What is needed: Whenever a line below holds the word "Actual", copy that line.

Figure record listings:
• • • •
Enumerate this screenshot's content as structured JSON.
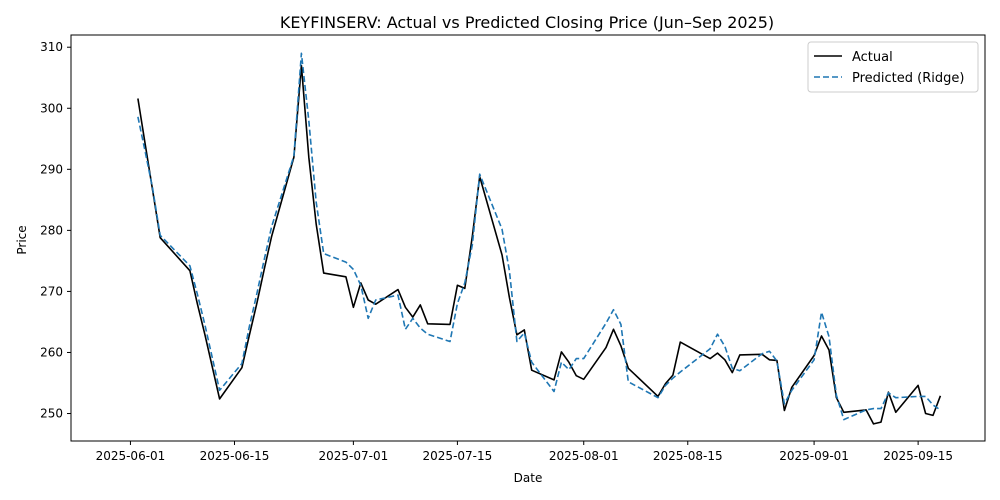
{
  "chart_data": {
    "type": "line",
    "title": "KEYFINSERV: Actual vs Predicted Closing Price (Jun–Sep 2025)",
    "xlabel": "Date",
    "ylabel": "Price",
    "x_ticks": [
      "2025-06-01",
      "2025-06-15",
      "2025-07-01",
      "2025-07-15",
      "2025-08-01",
      "2025-08-15",
      "2025-09-01",
      "2025-09-15"
    ],
    "y_ticks": [
      250,
      260,
      270,
      280,
      290,
      300,
      310
    ],
    "xlim": [
      "2025-05-24",
      "2025-09-24"
    ],
    "ylim": [
      245.5,
      312
    ],
    "grid": false,
    "legend_position": "top-right",
    "series": [
      {
        "name": "Actual",
        "color": "#000000",
        "dash": "solid",
        "points": [
          [
            "2025-06-02",
            301.6
          ],
          [
            "2025-06-03",
            294.0
          ],
          [
            "2025-06-04",
            286.5
          ],
          [
            "2025-06-05",
            278.8
          ],
          [
            "2025-06-09",
            273.4
          ],
          [
            "2025-06-10",
            268.0
          ],
          [
            "2025-06-11",
            263.0
          ],
          [
            "2025-06-13",
            252.4
          ],
          [
            "2025-06-16",
            257.5
          ],
          [
            "2025-06-17",
            262.8
          ],
          [
            "2025-06-18",
            268.0
          ],
          [
            "2025-06-19",
            273.6
          ],
          [
            "2025-06-20",
            279.0
          ],
          [
            "2025-06-23",
            292.0
          ],
          [
            "2025-06-24",
            307.0
          ],
          [
            "2025-06-25",
            292.0
          ],
          [
            "2025-06-26",
            281.0
          ],
          [
            "2025-06-27",
            273.0
          ],
          [
            "2025-06-30",
            272.4
          ],
          [
            "2025-07-01",
            267.4
          ],
          [
            "2025-07-02",
            271.4
          ],
          [
            "2025-07-03",
            268.6
          ],
          [
            "2025-07-04",
            267.9
          ],
          [
            "2025-07-07",
            270.3
          ],
          [
            "2025-07-08",
            267.4
          ],
          [
            "2025-07-09",
            265.8
          ],
          [
            "2025-07-10",
            267.8
          ],
          [
            "2025-07-11",
            264.7
          ],
          [
            "2025-07-14",
            264.6
          ],
          [
            "2025-07-15",
            271.0
          ],
          [
            "2025-07-16",
            270.5
          ],
          [
            "2025-07-17",
            279.0
          ],
          [
            "2025-07-18",
            288.8
          ],
          [
            "2025-07-21",
            276.0
          ],
          [
            "2025-07-22",
            269.0
          ],
          [
            "2025-07-23",
            262.9
          ],
          [
            "2025-07-24",
            263.7
          ],
          [
            "2025-07-25",
            257.1
          ],
          [
            "2025-07-28",
            255.5
          ],
          [
            "2025-07-29",
            260.1
          ],
          [
            "2025-07-30",
            258.4
          ],
          [
            "2025-07-31",
            256.2
          ],
          [
            "2025-08-01",
            255.6
          ],
          [
            "2025-08-04",
            260.8
          ],
          [
            "2025-08-05",
            263.8
          ],
          [
            "2025-08-06",
            261.1
          ],
          [
            "2025-08-07",
            257.4
          ],
          [
            "2025-08-11",
            252.8
          ],
          [
            "2025-08-12",
            254.9
          ],
          [
            "2025-08-13",
            256.3
          ],
          [
            "2025-08-14",
            261.7
          ],
          [
            "2025-08-18",
            259.0
          ],
          [
            "2025-08-19",
            259.9
          ],
          [
            "2025-08-20",
            258.8
          ],
          [
            "2025-08-21",
            256.7
          ],
          [
            "2025-08-22",
            259.6
          ],
          [
            "2025-08-25",
            259.7
          ],
          [
            "2025-08-26",
            258.8
          ],
          [
            "2025-08-27",
            258.7
          ],
          [
            "2025-08-28",
            250.5
          ],
          [
            "2025-08-29",
            254.3
          ],
          [
            "2025-09-01",
            259.5
          ],
          [
            "2025-09-02",
            262.7
          ],
          [
            "2025-09-03",
            260.4
          ],
          [
            "2025-09-04",
            252.6
          ],
          [
            "2025-09-05",
            250.2
          ],
          [
            "2025-09-08",
            250.6
          ],
          [
            "2025-09-09",
            248.3
          ],
          [
            "2025-09-10",
            248.6
          ],
          [
            "2025-09-11",
            253.5
          ],
          [
            "2025-09-12",
            250.2
          ],
          [
            "2025-09-15",
            254.6
          ],
          [
            "2025-09-16",
            250.0
          ],
          [
            "2025-09-17",
            249.7
          ],
          [
            "2025-09-18",
            252.9
          ]
        ]
      },
      {
        "name": "Predicted (Ridge)",
        "color": "#1f77b4",
        "dash": "dashed",
        "points": [
          [
            "2025-06-02",
            298.6
          ],
          [
            "2025-06-03",
            292.8
          ],
          [
            "2025-06-04",
            286.8
          ],
          [
            "2025-06-05",
            279.2
          ],
          [
            "2025-06-09",
            274.2
          ],
          [
            "2025-06-10",
            269.6
          ],
          [
            "2025-06-11",
            264.6
          ],
          [
            "2025-06-13",
            253.8
          ],
          [
            "2025-06-16",
            258.2
          ],
          [
            "2025-06-17",
            264.2
          ],
          [
            "2025-06-18",
            269.6
          ],
          [
            "2025-06-19",
            275.2
          ],
          [
            "2025-06-20",
            280.6
          ],
          [
            "2025-06-23",
            292.2
          ],
          [
            "2025-06-24",
            309.0
          ],
          [
            "2025-06-25",
            298.0
          ],
          [
            "2025-06-26",
            284.6
          ],
          [
            "2025-06-27",
            276.2
          ],
          [
            "2025-06-30",
            274.8
          ],
          [
            "2025-07-01",
            273.6
          ],
          [
            "2025-07-02",
            271.0
          ],
          [
            "2025-07-03",
            265.6
          ],
          [
            "2025-07-04",
            268.6
          ],
          [
            "2025-07-07",
            269.4
          ],
          [
            "2025-07-08",
            263.8
          ],
          [
            "2025-07-09",
            265.6
          ],
          [
            "2025-07-10",
            264.0
          ],
          [
            "2025-07-11",
            263.0
          ],
          [
            "2025-07-14",
            261.8
          ],
          [
            "2025-07-15",
            268.0
          ],
          [
            "2025-07-16",
            271.4
          ],
          [
            "2025-07-17",
            277.6
          ],
          [
            "2025-07-18",
            289.2
          ],
          [
            "2025-07-21",
            280.2
          ],
          [
            "2025-07-22",
            273.4
          ],
          [
            "2025-07-23",
            261.8
          ],
          [
            "2025-07-24",
            263.2
          ],
          [
            "2025-07-25",
            258.4
          ],
          [
            "2025-07-28",
            253.6
          ],
          [
            "2025-07-29",
            258.4
          ],
          [
            "2025-07-30",
            257.2
          ],
          [
            "2025-07-31",
            259.0
          ],
          [
            "2025-08-01",
            259.0
          ],
          [
            "2025-08-04",
            264.8
          ],
          [
            "2025-08-05",
            267.0
          ],
          [
            "2025-08-06",
            264.6
          ],
          [
            "2025-08-07",
            255.2
          ],
          [
            "2025-08-11",
            252.6
          ],
          [
            "2025-08-12",
            254.6
          ],
          [
            "2025-08-13",
            255.8
          ],
          [
            "2025-08-14",
            256.8
          ],
          [
            "2025-08-18",
            260.6
          ],
          [
            "2025-08-19",
            263.0
          ],
          [
            "2025-08-20",
            261.0
          ],
          [
            "2025-08-21",
            257.4
          ],
          [
            "2025-08-22",
            257.0
          ],
          [
            "2025-08-25",
            259.8
          ],
          [
            "2025-08-26",
            260.2
          ],
          [
            "2025-08-27",
            258.6
          ],
          [
            "2025-08-28",
            251.6
          ],
          [
            "2025-08-29",
            253.8
          ],
          [
            "2025-09-01",
            258.8
          ],
          [
            "2025-09-02",
            266.6
          ],
          [
            "2025-09-03",
            262.6
          ],
          [
            "2025-09-04",
            253.0
          ],
          [
            "2025-09-05",
            249.0
          ],
          [
            "2025-09-08",
            250.6
          ],
          [
            "2025-09-09",
            250.8
          ],
          [
            "2025-09-10",
            250.8
          ],
          [
            "2025-09-11",
            253.4
          ],
          [
            "2025-09-12",
            252.6
          ],
          [
            "2025-09-15",
            252.8
          ],
          [
            "2025-09-16",
            252.8
          ],
          [
            "2025-09-17",
            251.4
          ],
          [
            "2025-09-18",
            250.6
          ]
        ]
      }
    ]
  }
}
• • • •
Worked solution:
    "title": "KEYFINSERV: Actual vs Predicted Closing Price (Jun–Sep 2025)",
        "name": "Actual",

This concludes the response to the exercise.